• _WHAT IS NEEDED_
Repeat each record exactly as written, and drop any images.

• _DATA TO PROCESS_

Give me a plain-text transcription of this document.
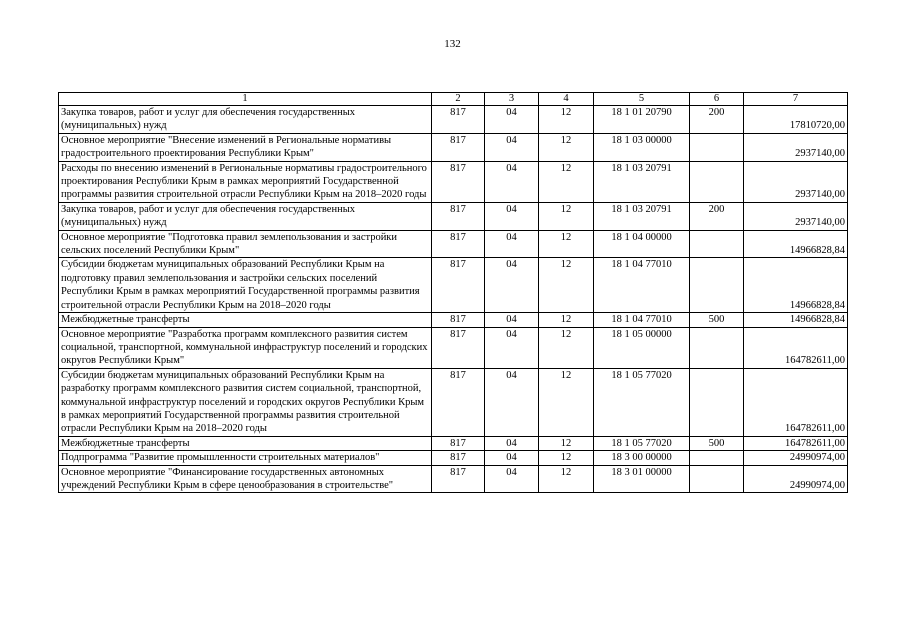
132
1	2	3	4	5	6	7
Закупка товаров, работ и услуг для обеспечения государственных (муниципальных) нужд	817	04	12	18 1 01 20790	200	17810720,00
Основное мероприятие "Внесение изменений в Региональные нормативы градостроительного проектирования Республики Крым"	817	04	12	18 1 03 00000		2937140,00
Расходы по внесению изменений в Региональные нормативы градостроительного проектирования Республики Крым в рамках мероприятий Государственной программы развития строительной отрасли Республики Крым на 2018–2020 годы	817	04	12	18 1 03 20791		2937140,00
Закупка товаров, работ и услуг для обеспечения государственных (муниципальных) нужд	817	04	12	18 1 03 20791	200	2937140,00
Основное мероприятие "Подготовка правил землепользования и застройки сельских поселений Республики Крым"	817	04	12	18 1 04 00000		14966828,84
Субсидии бюджетам муниципальных образований Республики Крым на подготовку правил землепользования и застройки сельских поселений Республики Крым в рамках мероприятий Государственной программы развития строительной отрасли Республики Крым на 2018–2020 годы	817	04	12	18 1 04 77010		14966828,84
Межбюджетные трансферты	817	04	12	18 1 04 77010	500	14966828,84
Основное мероприятие "Разработка программ комплексного развития систем социальной, транспортной, коммунальной инфраструктур поселений и городских округов Республики Крым"	817	04	12	18 1 05 00000		164782611,00
Субсидии бюджетам муниципальных образований Республики Крым на разработку программ комплексного развития систем социальной, транспортной, коммунальной инфраструктур поселений и городских округов Республики Крым в рамках мероприятий Государственной программы развития строительной отрасли Республики Крым на 2018–2020 годы	817	04	12	18 1 05 77020		164782611,00
Межбюджетные трансферты	817	04	12	18 1 05 77020	500	164782611,00
Подпрограмма "Развитие промышленности строительных материалов"	817	04	12	18 3 00 00000		24990974,00
Основное мероприятие "Финансирование государственных автономных учреждений Республики Крым в сфере ценообразования в строительстве"	817	04	12	18 3 01 00000		24990974,00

• _SOLUTION BELOW_
Give me a plain-text transcription of this document.
132
1	2	3	4	5	6	7
Закупка товаров, работ и услуг для обеспечения государственных (муниципальных) нужд	817	04	12	18 1 01 20790	200	17810720,00
Основное мероприятие "Внесение изменений в Региональные нормативы градостроительного проектирования Республики Крым"	817	04	12	18 1 03 00000		2937140,00
Расходы по внесению изменений в Региональные нормативы градостроительного проектирования Республики Крым в рамках мероприятий Государственной программы развития строительной отрасли Республики Крым на 2018–2020 годы	817	04	12	18 1 03 20791		2937140,00
Закупка товаров, работ и услуг для обеспечения государственных (муниципальных) нужд	817	04	12	18 1 03 20791	200	2937140,00
Основное мероприятие "Подготовка правил землепользования и застройки сельских поселений Республики Крым"	817	04	12	18 1 04 00000		14966828,84
Субсидии бюджетам муниципальных образований Республики Крым на подготовку правил землепользования и застройки сельских поселений Республики Крым в рамках мероприятий Государственной программы развития строительной отрасли Республики Крым на 2018–2020 годы	817	04	12	18 1 04 77010		14966828,84
Межбюджетные трансферты	817	04	12	18 1 04 77010	500	14966828,84
Основное мероприятие "Разработка программ комплексного развития систем социальной, транспортной, коммунальной инфраструктур поселений и городских округов Республики Крым"	817	04	12	18 1 05 00000		164782611,00
Субсидии бюджетам муниципальных образований Республики Крым на разработку программ комплексного развития систем социальной, транспортной, коммунальной инфраструктур поселений и городских округов Республики Крым в рамках мероприятий Государственной программы развития строительной отрасли Республики Крым на 2018–2020 годы	817	04	12	18 1 05 77020		164782611,00
Межбюджетные трансферты	817	04	12	18 1 05 77020	500	164782611,00
Подпрограмма "Развитие промышленности строительных материалов"	817	04	12	18 3 00 00000		24990974,00
Основное мероприятие "Финансирование государственных автономных учреждений Республики Крым в сфере ценообразования в строительстве"	817	04	12	18 3 01 00000		24990974,00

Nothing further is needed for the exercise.